_JOB_: Can you render these lines as a JSON list of strings, one per line, leaving out blank lines and the pictures?

[Items from a data source]

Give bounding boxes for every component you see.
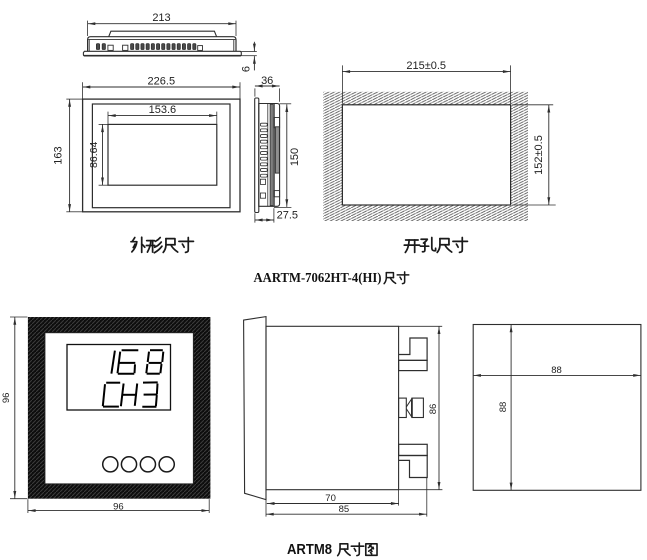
svg-text:6: 6 — [240, 66, 252, 72]
svg-text:226.5: 226.5 — [148, 76, 176, 88]
svg-text:153.6: 153.6 — [149, 104, 177, 116]
svg-text:163: 163 — [53, 146, 65, 164]
svg-text:27.5: 27.5 — [277, 210, 298, 222]
svg-text:152±0.5: 152±0.5 — [533, 135, 545, 175]
svg-text:213: 213 — [152, 12, 170, 24]
svg-text:150: 150 — [289, 148, 301, 166]
svg-text:215±0.5: 215±0.5 — [406, 60, 446, 72]
svg-text:70: 70 — [325, 493, 336, 504]
svg-text:AARTM-7062HT-4(HI): AARTM-7062HT-4(HI) — [254, 270, 382, 286]
svg-text:36: 36 — [261, 75, 273, 87]
svg-text:ARTM8: ARTM8 — [287, 541, 332, 558]
svg-text:96: 96 — [113, 501, 124, 512]
svg-text:86.64: 86.64 — [88, 142, 100, 168]
svg-text:88: 88 — [551, 365, 562, 376]
svg-text:85: 85 — [339, 504, 350, 515]
svg-text:86: 86 — [428, 404, 439, 415]
svg-text:88: 88 — [498, 402, 509, 413]
svg-text:96: 96 — [1, 393, 12, 404]
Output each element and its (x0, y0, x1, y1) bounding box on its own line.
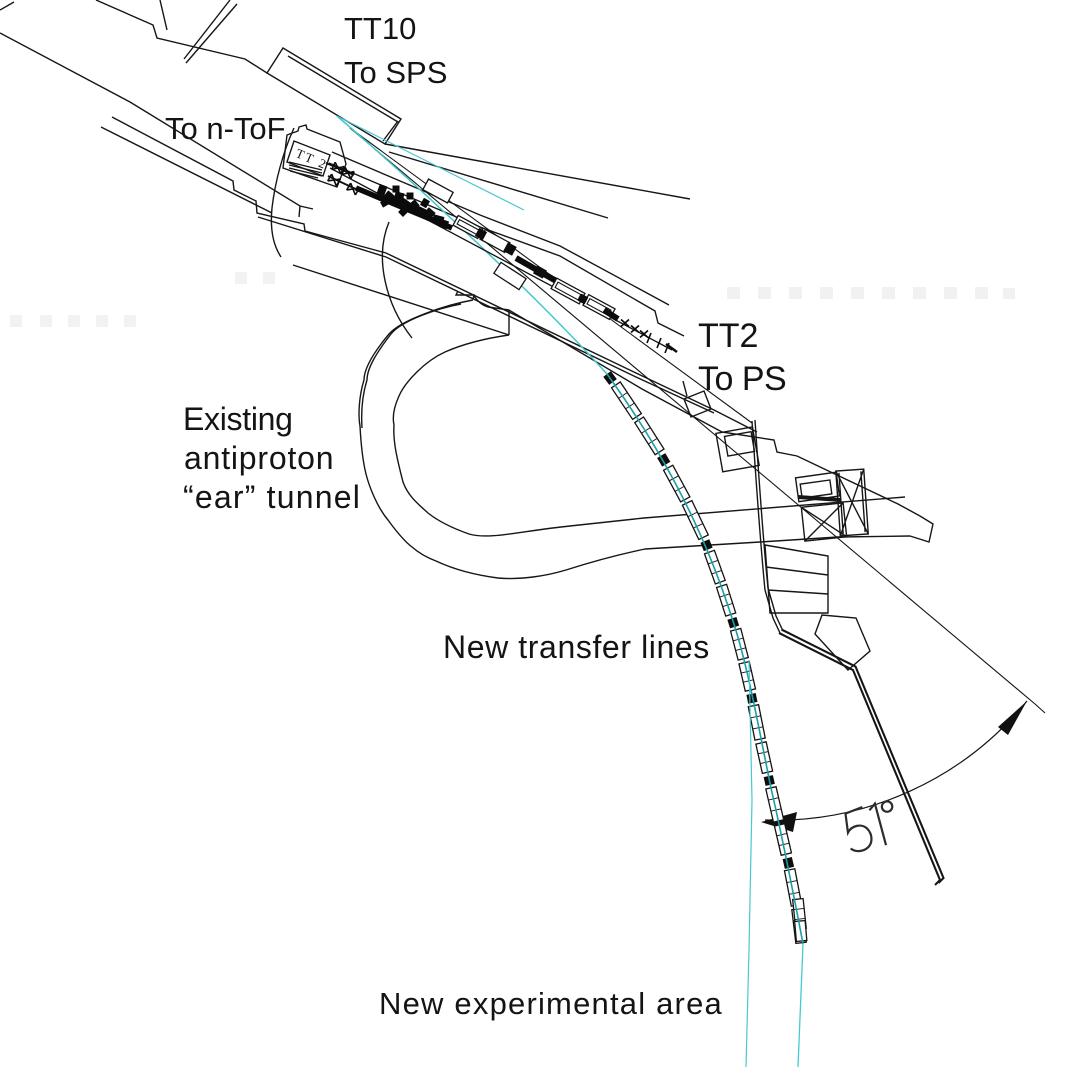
svg-text:To PS: To PS (698, 360, 786, 398)
svg-text:“ear” tunnel: “ear” tunnel (183, 479, 361, 515)
svg-text:Existing: Existing (183, 401, 293, 437)
svg-text:To n-ToF: To n-ToF (165, 111, 286, 146)
svg-text:antiproton: antiproton (184, 440, 334, 476)
svg-text:TT2: TT2 (698, 317, 758, 355)
svg-text:TT10: TT10 (344, 11, 416, 46)
svg-text:New transfer lines: New transfer lines (443, 629, 710, 665)
svg-text:To SPS: To SPS (344, 55, 447, 90)
svg-text:New experimental area: New experimental area (379, 986, 723, 1021)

_SOLUTION_:
[
  "Give bounding boxes for every component you see.",
  "svg-text:6: 6 — [240, 66, 252, 72]",
  "svg-text:226.5: 226.5 — [148, 76, 176, 88]",
  "svg-text:153.6: 153.6 — [149, 104, 177, 116]",
  "svg-text:163: 163 — [53, 146, 65, 164]",
  "svg-text:27.5: 27.5 — [277, 210, 298, 222]",
  "svg-text:152±0.5: 152±0.5 — [533, 135, 545, 175]",
  "svg-text:213: 213 — [152, 12, 170, 24]",
  "svg-text:150: 150 — [289, 148, 301, 166]",
  "svg-text:215±0.5: 215±0.5 — [406, 60, 446, 72]",
  "svg-text:70: 70 — [325, 493, 336, 504]",
  "svg-text:AARTM-7062HT-4(HI): AARTM-7062HT-4(HI) — [254, 270, 382, 286]",
  "svg-text:36: 36 — [261, 75, 273, 87]",
  "svg-text:ARTM8: ARTM8 — [287, 541, 332, 558]",
  "svg-text:96: 96 — [113, 501, 124, 512]",
  "svg-text:86.64: 86.64 — [88, 142, 100, 168]",
  "svg-text:88: 88 — [551, 365, 562, 376]",
  "svg-text:85: 85 — [339, 504, 350, 515]",
  "svg-text:86: 86 — [428, 404, 439, 415]",
  "svg-text:88: 88 — [498, 402, 509, 413]",
  "svg-text:96: 96 — [1, 393, 12, 404]",
  "Output each element and its (x0, y0, x1, y1) bounding box on its own line.",
  "svg-text:To PS: To PS (698, 360, 786, 398)",
  "svg-text:“ear” tunnel: “ear” tunnel (183, 479, 361, 515)",
  "svg-text:Existing: Existing (183, 401, 293, 437)",
  "svg-text:To n-ToF: To n-ToF (165, 111, 286, 146)",
  "svg-text:antiproton: antiproton (184, 440, 334, 476)",
  "svg-text:TT2: TT2 (698, 317, 758, 355)",
  "svg-text:TT10: TT10 (344, 11, 416, 46)",
  "svg-text:New transfer lines: New transfer lines (443, 629, 710, 665)",
  "svg-text:To SPS: To SPS (344, 55, 447, 90)",
  "svg-text:New experimental area: New experimental area (379, 986, 723, 1021)"
]